■ SHORT PROBLEM
Review the listing and copy each line that holds the word "ylabel".

====== MATERIAL SHOWN ======

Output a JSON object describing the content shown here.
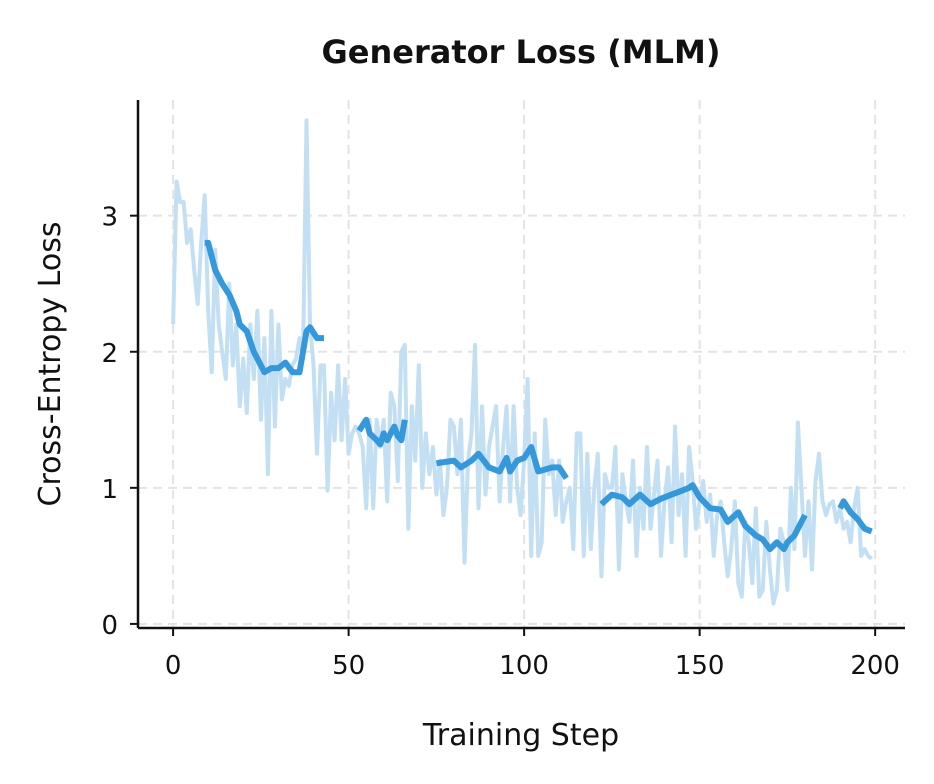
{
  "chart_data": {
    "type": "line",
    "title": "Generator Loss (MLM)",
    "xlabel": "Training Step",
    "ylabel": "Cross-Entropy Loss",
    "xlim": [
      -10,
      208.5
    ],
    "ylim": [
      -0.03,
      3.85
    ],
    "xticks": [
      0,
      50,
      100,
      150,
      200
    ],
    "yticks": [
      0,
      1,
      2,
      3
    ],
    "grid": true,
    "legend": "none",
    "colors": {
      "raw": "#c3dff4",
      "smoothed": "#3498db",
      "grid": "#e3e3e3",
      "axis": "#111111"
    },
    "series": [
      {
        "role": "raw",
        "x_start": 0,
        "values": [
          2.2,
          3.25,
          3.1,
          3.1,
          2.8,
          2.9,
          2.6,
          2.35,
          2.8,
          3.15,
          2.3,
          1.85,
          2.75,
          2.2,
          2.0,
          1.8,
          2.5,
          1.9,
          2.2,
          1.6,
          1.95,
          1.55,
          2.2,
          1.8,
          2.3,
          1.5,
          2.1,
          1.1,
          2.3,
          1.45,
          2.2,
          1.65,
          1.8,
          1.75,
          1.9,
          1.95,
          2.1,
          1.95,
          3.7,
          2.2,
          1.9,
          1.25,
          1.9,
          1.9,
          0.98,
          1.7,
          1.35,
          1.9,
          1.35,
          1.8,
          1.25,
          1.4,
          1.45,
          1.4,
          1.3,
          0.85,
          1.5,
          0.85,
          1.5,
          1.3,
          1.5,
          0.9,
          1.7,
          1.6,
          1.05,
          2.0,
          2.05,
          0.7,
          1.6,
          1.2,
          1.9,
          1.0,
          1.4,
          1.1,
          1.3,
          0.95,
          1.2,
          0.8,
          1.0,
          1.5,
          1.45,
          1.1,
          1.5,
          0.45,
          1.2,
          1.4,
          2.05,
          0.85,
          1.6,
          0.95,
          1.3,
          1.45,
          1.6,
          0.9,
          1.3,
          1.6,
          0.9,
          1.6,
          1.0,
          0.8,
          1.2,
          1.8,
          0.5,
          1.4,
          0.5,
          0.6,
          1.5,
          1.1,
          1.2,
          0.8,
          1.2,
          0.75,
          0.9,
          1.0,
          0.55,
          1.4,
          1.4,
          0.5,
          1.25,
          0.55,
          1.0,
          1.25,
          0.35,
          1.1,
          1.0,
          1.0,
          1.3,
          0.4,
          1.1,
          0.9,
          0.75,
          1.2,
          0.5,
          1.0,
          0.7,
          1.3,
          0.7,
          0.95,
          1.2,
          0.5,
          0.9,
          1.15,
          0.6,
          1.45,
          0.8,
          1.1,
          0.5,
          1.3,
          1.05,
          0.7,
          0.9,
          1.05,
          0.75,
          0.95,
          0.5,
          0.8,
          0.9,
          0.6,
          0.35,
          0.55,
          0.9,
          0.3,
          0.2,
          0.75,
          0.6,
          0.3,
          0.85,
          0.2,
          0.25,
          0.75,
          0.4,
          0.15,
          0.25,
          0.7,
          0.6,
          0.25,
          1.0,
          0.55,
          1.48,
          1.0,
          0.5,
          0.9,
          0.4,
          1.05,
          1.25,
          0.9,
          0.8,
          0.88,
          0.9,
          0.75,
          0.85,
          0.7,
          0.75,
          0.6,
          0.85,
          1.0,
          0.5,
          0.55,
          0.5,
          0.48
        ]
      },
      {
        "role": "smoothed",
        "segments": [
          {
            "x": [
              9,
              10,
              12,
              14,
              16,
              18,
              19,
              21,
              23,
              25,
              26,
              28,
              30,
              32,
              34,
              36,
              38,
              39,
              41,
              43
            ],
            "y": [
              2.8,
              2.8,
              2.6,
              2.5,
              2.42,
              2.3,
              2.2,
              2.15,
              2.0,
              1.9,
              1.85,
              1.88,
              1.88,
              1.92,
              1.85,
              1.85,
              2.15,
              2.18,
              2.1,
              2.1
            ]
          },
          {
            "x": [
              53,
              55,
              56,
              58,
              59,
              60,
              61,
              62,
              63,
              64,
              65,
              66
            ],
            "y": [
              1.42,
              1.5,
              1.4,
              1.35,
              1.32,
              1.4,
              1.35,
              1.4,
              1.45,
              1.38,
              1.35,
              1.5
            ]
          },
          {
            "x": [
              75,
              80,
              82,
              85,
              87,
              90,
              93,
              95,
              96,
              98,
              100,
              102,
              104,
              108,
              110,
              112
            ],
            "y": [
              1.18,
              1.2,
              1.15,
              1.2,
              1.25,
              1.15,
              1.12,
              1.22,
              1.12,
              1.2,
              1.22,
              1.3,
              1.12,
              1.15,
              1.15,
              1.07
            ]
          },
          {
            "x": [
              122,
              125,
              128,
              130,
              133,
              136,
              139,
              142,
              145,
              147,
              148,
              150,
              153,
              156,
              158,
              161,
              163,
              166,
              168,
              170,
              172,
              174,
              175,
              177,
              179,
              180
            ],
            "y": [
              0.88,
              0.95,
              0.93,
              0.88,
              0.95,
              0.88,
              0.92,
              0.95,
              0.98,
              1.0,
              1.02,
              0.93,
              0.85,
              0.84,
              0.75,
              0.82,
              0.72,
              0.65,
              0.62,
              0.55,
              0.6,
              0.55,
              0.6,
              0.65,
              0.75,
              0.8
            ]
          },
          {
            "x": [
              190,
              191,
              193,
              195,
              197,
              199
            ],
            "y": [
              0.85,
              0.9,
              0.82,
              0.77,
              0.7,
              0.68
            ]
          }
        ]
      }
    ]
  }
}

======
====== MATERIAL SHOWN ======

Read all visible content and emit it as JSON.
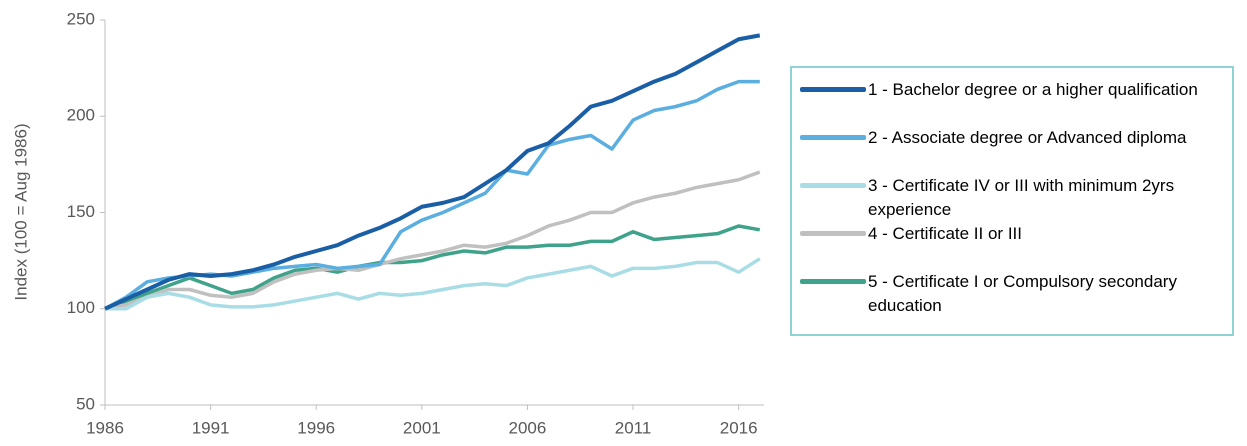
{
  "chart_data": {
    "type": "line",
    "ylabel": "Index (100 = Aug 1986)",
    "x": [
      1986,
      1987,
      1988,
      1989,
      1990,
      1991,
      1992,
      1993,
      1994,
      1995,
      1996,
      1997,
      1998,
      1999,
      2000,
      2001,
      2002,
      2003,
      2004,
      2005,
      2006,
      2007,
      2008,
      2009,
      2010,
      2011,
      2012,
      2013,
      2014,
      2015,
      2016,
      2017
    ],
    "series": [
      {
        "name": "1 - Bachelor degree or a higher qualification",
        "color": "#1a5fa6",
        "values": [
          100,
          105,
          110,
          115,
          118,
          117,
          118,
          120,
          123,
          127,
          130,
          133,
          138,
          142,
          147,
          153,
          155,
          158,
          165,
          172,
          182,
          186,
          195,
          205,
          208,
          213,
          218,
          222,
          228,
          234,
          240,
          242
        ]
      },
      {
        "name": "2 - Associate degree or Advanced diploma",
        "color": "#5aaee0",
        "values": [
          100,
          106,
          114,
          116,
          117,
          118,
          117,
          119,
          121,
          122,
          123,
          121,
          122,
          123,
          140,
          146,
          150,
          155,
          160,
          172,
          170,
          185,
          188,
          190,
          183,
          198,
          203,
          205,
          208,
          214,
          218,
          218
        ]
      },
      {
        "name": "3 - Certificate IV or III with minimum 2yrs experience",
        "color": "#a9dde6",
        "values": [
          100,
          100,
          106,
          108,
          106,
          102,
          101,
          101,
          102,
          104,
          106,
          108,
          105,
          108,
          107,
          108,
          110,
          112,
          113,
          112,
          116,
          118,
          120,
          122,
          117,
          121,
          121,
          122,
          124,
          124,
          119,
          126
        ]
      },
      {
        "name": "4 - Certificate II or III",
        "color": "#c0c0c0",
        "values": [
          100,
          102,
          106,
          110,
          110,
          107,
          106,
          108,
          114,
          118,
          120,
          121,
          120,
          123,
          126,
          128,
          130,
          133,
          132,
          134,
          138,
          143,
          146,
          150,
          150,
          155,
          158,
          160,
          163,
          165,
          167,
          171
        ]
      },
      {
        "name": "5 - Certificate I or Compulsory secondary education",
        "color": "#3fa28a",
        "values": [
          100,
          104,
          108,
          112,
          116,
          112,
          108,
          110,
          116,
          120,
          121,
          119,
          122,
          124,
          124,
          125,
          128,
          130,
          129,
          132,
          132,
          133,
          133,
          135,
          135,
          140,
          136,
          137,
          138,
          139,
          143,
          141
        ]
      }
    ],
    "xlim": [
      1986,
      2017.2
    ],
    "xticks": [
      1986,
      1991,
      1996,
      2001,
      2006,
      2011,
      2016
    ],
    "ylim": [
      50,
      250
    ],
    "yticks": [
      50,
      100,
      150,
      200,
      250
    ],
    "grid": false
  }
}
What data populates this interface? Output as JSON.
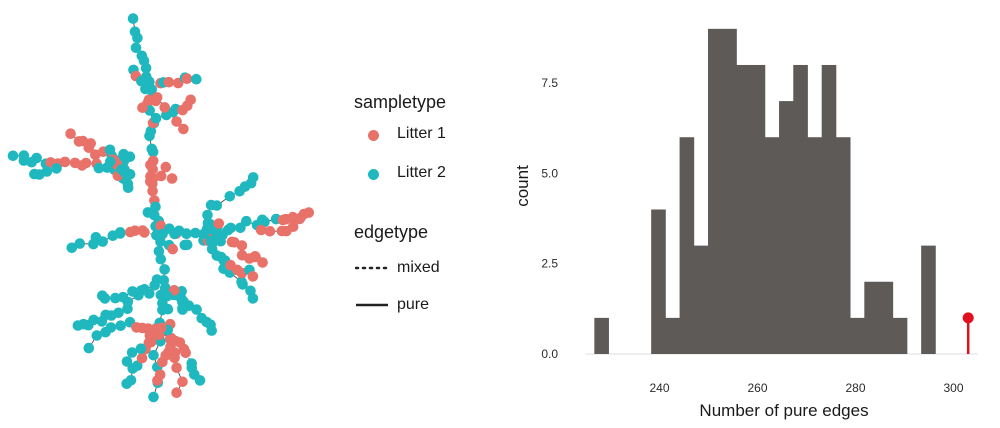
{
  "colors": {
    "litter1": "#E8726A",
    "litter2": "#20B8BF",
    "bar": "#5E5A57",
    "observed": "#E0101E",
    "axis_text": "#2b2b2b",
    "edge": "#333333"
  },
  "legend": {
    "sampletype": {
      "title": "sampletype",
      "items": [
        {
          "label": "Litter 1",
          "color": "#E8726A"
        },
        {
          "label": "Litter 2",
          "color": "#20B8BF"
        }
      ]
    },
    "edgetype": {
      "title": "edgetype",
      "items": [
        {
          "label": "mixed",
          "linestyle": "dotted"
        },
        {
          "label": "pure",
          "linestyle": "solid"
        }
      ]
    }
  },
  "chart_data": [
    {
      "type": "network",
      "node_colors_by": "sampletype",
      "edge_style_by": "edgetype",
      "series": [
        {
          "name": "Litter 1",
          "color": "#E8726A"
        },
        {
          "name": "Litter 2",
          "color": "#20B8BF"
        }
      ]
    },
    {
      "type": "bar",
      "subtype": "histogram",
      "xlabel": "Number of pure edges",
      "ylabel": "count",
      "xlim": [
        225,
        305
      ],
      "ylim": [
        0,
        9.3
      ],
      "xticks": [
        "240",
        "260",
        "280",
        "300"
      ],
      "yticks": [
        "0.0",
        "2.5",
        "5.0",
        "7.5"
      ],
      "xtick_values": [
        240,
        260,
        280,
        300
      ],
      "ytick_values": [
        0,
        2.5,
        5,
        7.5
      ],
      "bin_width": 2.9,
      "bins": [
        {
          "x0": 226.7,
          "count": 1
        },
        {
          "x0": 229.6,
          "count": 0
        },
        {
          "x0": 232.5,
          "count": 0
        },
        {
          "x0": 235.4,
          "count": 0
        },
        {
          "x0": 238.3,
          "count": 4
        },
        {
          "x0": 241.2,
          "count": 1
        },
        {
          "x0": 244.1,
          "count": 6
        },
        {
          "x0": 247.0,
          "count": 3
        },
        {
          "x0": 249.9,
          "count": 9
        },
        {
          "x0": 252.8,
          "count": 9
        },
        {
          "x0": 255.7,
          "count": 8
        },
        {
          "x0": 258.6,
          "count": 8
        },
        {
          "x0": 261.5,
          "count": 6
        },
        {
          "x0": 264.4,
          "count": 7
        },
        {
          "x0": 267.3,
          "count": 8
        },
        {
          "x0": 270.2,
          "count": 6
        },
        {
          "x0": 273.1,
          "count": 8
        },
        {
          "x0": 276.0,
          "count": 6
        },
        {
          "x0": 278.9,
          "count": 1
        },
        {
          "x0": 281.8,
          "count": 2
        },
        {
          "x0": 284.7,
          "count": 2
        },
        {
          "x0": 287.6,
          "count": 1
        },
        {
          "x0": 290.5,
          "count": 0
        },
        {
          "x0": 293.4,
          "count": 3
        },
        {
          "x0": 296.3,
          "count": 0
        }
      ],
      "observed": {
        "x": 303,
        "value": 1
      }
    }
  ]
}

======
====== MATERIAL SHOWN ======

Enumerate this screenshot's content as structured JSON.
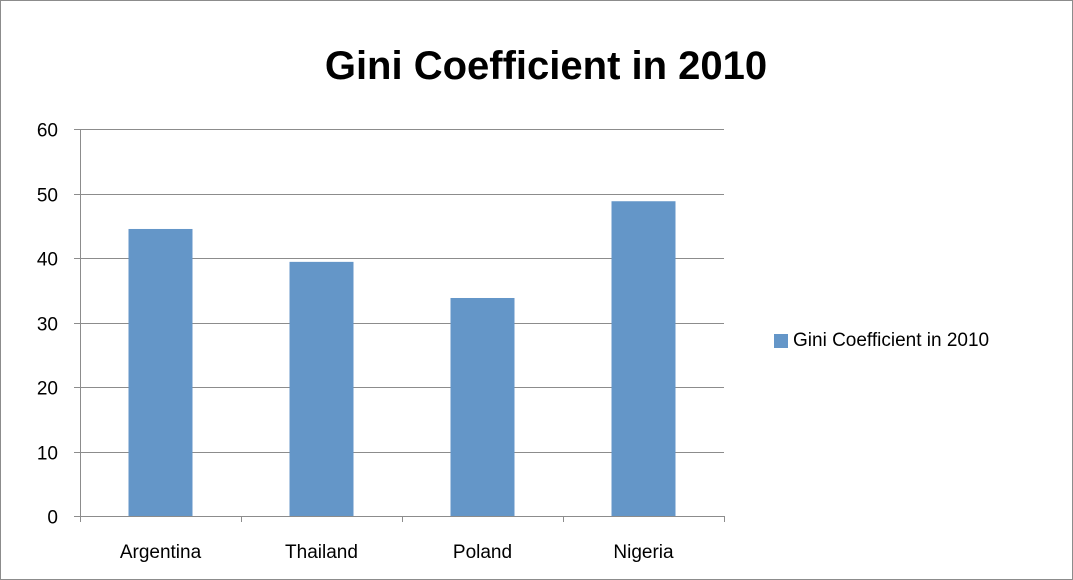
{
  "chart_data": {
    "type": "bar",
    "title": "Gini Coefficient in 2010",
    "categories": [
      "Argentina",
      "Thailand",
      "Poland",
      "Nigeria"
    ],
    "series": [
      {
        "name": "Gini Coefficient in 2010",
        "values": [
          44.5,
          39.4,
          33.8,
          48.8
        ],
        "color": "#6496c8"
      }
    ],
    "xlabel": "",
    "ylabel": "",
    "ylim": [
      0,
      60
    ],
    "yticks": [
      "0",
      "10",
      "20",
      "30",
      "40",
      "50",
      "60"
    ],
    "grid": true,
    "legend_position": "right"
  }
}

======

■ IN RESPONSE
    "ylabel": "Cross-Entropy Loss",
    "ylabel": "Index (100 = Aug 1986)",
      "ylabel": "count",
    "ylabel": "",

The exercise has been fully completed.